**Input:**

══════════════════════════════

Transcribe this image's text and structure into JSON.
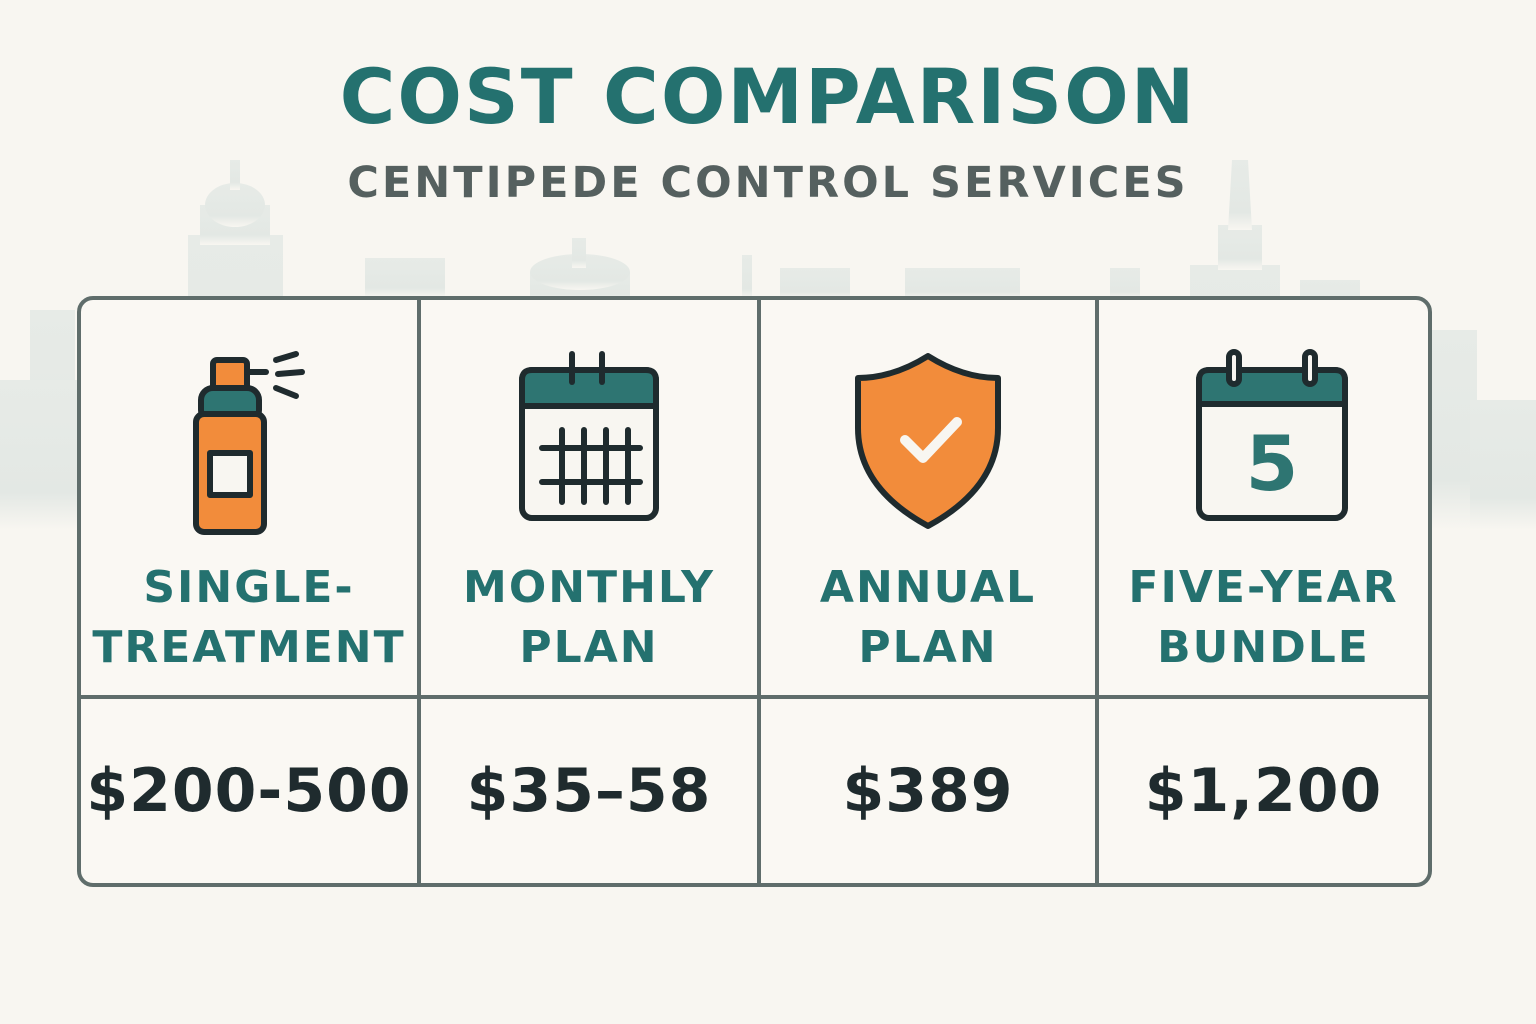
{
  "header": {
    "title": "COST COMPARISON",
    "subtitle": "CENTIPEDE CONTROL SERVICES"
  },
  "colors": {
    "teal": "#24716f",
    "orange": "#f28c3b",
    "dark": "#1f2b2e",
    "border": "#5f6d6b",
    "background": "#f8f6f1"
  },
  "plans": [
    {
      "name": "SINGLE-\nTREATMENT",
      "price": "$200-500",
      "icon": "spray-can-icon"
    },
    {
      "name": "MONTHLY\nPLAN",
      "price": "$35–58",
      "icon": "calendar-icon"
    },
    {
      "name": "ANNUAL\nPLAN",
      "price": "$389",
      "icon": "shield-check-icon"
    },
    {
      "name": "FIVE-YEAR\nBUNDLE",
      "price": "$1,200",
      "icon": "calendar-five-icon"
    }
  ],
  "five_year_icon_digit": "5"
}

══════════════════════════════

**What the task asks:** Give the entries again word for word, but skip the pictures.

**Final answer:**
Transcribe this image's text and structure into JSON.
{
  "header": {
    "title": "COST COMPARISON",
    "subtitle": "CENTIPEDE CONTROL SERVICES"
  },
  "colors": {
    "teal": "#24716f",
    "orange": "#f28c3b",
    "dark": "#1f2b2e",
    "border": "#5f6d6b",
    "background": "#f8f6f1"
  },
  "plans": [
    {
      "name": "SINGLE-\nTREATMENT",
      "price": "$200-500",
      "icon": "spray-can-icon"
    },
    {
      "name": "MONTHLY\nPLAN",
      "price": "$35–58",
      "icon": "calendar-icon"
    },
    {
      "name": "ANNUAL\nPLAN",
      "price": "$389",
      "icon": "shield-check-icon"
    },
    {
      "name": "FIVE-YEAR\nBUNDLE",
      "price": "$1,200",
      "icon": "calendar-five-icon"
    }
  ],
  "five_year_icon_digit": "5"
}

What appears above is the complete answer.